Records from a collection
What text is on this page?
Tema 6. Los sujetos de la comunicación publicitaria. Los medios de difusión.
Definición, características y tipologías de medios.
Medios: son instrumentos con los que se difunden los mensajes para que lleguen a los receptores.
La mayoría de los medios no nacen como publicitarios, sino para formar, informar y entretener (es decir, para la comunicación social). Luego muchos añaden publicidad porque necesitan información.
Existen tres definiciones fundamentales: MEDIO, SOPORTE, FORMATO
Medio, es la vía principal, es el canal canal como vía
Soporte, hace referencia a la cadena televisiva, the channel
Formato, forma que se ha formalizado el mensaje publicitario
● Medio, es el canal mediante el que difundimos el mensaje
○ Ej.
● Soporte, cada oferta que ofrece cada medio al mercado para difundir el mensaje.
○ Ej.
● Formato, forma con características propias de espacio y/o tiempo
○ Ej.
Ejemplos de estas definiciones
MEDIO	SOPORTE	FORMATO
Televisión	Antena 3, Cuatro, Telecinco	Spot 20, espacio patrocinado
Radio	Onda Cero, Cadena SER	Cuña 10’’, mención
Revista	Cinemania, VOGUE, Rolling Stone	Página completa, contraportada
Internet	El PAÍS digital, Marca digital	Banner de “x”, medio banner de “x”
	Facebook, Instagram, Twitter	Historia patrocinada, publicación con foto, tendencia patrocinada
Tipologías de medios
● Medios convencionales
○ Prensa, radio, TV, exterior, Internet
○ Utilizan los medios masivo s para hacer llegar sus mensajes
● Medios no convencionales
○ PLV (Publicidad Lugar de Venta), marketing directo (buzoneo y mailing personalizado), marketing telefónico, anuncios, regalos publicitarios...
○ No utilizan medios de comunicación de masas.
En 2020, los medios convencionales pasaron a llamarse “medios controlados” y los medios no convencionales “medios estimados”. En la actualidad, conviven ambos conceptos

▸ **WRITTEN REQUEST**
Select and copy every line of the listing with the word "mensajes".

▸ **TASK SOLUTION**
Medios: son instrumentos con los que se difunden los mensajes para que lleguen a los receptores.
○ Utilizan los medios masivo s para hacer llegar sus mensajes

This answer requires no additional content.